TASK OBJECTIVE
In the listing below, locate the lines that hold "Framework" and copy them.
=== SUPPLIED RECORDS ===
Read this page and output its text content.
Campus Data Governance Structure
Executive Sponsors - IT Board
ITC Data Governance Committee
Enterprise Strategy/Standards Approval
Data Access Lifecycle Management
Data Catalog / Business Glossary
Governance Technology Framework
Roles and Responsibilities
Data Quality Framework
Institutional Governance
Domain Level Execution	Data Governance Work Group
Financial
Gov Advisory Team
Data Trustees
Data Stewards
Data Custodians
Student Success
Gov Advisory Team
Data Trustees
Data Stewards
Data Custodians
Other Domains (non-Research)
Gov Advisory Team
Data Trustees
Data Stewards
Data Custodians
===
RESULT FOR THIS EXERCISE
Governance Technology Framework
Data Quality Framework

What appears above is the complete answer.